Stored data entries

-=-=-=-=-

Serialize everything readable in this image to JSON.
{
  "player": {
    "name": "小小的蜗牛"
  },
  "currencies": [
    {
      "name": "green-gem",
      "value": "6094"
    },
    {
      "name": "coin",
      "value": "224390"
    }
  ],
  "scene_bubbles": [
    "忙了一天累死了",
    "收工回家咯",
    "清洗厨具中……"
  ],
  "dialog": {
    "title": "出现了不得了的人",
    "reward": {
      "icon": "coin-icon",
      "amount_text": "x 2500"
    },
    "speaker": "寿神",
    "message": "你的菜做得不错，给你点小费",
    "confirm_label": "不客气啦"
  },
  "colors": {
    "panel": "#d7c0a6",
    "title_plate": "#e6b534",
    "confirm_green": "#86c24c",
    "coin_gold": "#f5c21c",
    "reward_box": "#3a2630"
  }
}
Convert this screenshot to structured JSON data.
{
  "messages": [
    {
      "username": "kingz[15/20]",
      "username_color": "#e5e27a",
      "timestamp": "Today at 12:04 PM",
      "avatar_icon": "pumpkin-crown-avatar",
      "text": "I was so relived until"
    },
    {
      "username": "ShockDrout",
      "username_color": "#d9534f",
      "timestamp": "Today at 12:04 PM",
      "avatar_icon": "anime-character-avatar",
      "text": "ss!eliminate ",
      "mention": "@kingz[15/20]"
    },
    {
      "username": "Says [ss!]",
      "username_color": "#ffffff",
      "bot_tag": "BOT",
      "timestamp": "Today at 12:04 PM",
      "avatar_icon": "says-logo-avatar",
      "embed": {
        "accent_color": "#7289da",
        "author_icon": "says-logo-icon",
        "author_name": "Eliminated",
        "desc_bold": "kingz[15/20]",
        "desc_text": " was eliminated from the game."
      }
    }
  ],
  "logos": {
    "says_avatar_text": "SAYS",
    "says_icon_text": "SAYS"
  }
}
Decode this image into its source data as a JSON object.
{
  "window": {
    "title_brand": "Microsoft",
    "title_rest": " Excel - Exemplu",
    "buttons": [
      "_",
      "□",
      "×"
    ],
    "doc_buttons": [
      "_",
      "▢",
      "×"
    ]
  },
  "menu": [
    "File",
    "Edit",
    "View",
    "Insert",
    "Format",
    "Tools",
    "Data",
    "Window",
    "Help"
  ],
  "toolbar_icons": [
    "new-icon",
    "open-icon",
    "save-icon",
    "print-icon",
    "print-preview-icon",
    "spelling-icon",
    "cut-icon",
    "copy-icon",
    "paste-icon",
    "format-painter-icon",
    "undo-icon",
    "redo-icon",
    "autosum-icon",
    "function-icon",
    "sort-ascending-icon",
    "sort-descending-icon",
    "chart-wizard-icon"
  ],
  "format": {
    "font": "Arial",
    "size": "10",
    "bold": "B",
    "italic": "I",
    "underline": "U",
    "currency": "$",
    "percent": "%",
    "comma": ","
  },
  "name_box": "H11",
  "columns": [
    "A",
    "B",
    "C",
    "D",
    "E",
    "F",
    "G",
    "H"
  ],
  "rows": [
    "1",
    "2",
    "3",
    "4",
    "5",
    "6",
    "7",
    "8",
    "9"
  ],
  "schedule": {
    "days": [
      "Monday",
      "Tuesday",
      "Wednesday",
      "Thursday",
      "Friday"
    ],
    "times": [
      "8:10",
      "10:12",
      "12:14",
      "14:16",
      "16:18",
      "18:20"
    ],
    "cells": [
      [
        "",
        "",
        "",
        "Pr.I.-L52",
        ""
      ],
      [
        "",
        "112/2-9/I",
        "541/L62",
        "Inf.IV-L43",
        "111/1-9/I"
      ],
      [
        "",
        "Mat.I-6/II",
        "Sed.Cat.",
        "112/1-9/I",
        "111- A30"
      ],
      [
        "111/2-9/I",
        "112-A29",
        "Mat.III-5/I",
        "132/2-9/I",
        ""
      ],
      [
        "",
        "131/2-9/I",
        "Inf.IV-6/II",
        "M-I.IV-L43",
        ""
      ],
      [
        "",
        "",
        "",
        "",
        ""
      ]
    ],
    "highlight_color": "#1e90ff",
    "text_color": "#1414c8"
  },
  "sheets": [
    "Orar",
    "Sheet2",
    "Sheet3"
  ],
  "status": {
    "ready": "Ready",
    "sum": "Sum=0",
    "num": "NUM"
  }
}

-=-=-=-=-

Extract all the material, leaving every line as it is.

Serialize everything readable in this image to JSON.
{
  "player": {
    "name": "小小的蜗牛"
  },
  "currencies": [
    {
      "name": "green-gem",
      "value": "6094"
    },
    {
      "name": "coin",
      "value": "224390"
    }
  ],
  "scene_bubbles": [
    "忙了一天累死了",
    "收工回家咯",
    "清洗厨具中……"
  ],
  "dialog": {
    "title": "出现了不得了的人",
    "reward": {
      "icon": "coin-icon",
      "amount_text": "x 2500"
    },
    "speaker": "寿神",
    "message": "你的菜做得不错，给你点小费",
    "confirm_label": "不客气啦"
  },
  "colors": {
    "panel": "#d7c0a6",
    "title_plate": "#e6b534",
    "confirm_green": "#86c24c",
    "coin_gold": "#f5c21c",
    "reward_box": "#3a2630"
  }
}
Convert this screenshot to structured JSON data.
{
  "messages": [
    {
      "username": "kingz[15/20]",
      "username_color": "#e5e27a",
      "timestamp": "Today at 12:04 PM",
      "avatar_icon": "pumpkin-crown-avatar",
      "text": "I was so relived until"
    },
    {
      "username": "ShockDrout",
      "username_color": "#d9534f",
      "timestamp": "Today at 12:04 PM",
      "avatar_icon": "anime-character-avatar",
      "text": "ss!eliminate ",
      "mention": "@kingz[15/20]"
    },
    {
      "username": "Says [ss!]",
      "username_color": "#ffffff",
      "bot_tag": "BOT",
      "timestamp": "Today at 12:04 PM",
      "avatar_icon": "says-logo-avatar",
      "embed": {
        "accent_color": "#7289da",
        "author_icon": "says-logo-icon",
        "author_name": "Eliminated",
        "desc_bold": "kingz[15/20]",
        "desc_text": " was eliminated from the game."
      }
    }
  ],
  "logos": {
    "says_avatar_text": "SAYS",
    "says_icon_text": "SAYS"
  }
}
Decode this image into its source data as a JSON object.
{
  "window": {
    "title_brand": "Microsoft",
    "title_rest": " Excel - Exemplu",
    "buttons": [
      "_",
      "□",
      "×"
    ],
    "doc_buttons": [
      "_",
      "▢",
      "×"
    ]
  },
  "menu": [
    "File",
    "Edit",
    "View",
    "Insert",
    "Format",
    "Tools",
    "Data",
    "Window",
    "Help"
  ],
  "toolbar_icons": [
    "new-icon",
    "open-icon",
    "save-icon",
    "print-icon",
    "print-preview-icon",
    "spelling-icon",
    "cut-icon",
    "copy-icon",
    "paste-icon",
    "format-painter-icon",
    "undo-icon",
    "redo-icon",
    "autosum-icon",
    "function-icon",
    "sort-ascending-icon",
    "sort-descending-icon",
    "chart-wizard-icon"
  ],
  "format": {
    "font": "Arial",
    "size": "10",
    "bold": "B",
    "italic": "I",
    "underline": "U",
    "currency": "$",
    "percent": "%",
    "comma": ","
  },
  "name_box": "H11",
  "columns": [
    "A",
    "B",
    "C",
    "D",
    "E",
    "F",
    "G",
    "H"
  ],
  "rows": [
    "1",
    "2",
    "3",
    "4",
    "5",
    "6",
    "7",
    "8",
    "9"
  ],
  "schedule": {
    "days": [
      "Monday",
      "Tuesday",
      "Wednesday",
      "Thursday",
      "Friday"
    ],
    "times": [
      "8:10",
      "10:12",
      "12:14",
      "14:16",
      "16:18",
      "18:20"
    ],
    "cells": [
      [
        "",
        "",
        "",
        "Pr.I.-L52",
        ""
      ],
      [
        "",
        "112/2-9/I",
        "541/L62",
        "Inf.IV-L43",
        "111/1-9/I"
      ],
      [
        "",
        "Mat.I-6/II",
        "Sed.Cat.",
        "112/1-9/I",
        "111- A30"
      ],
      [
        "111/2-9/I",
        "112-A29",
        "Mat.III-5/I",
        "132/2-9/I",
        ""
      ],
      [
        "",
        "131/2-9/I",
        "Inf.IV-6/II",
        "M-I.IV-L43",
        ""
      ],
      [
        "",
        "",
        "",
        "",
        ""
      ]
    ],
    "highlight_color": "#1e90ff",
    "text_color": "#1414c8"
  },
  "sheets": [
    "Orar",
    "Sheet2",
    "Sheet3"
  ],
  "status": {
    "ready": "Ready",
    "sum": "Sum=0",
    "num": "NUM"
  }
}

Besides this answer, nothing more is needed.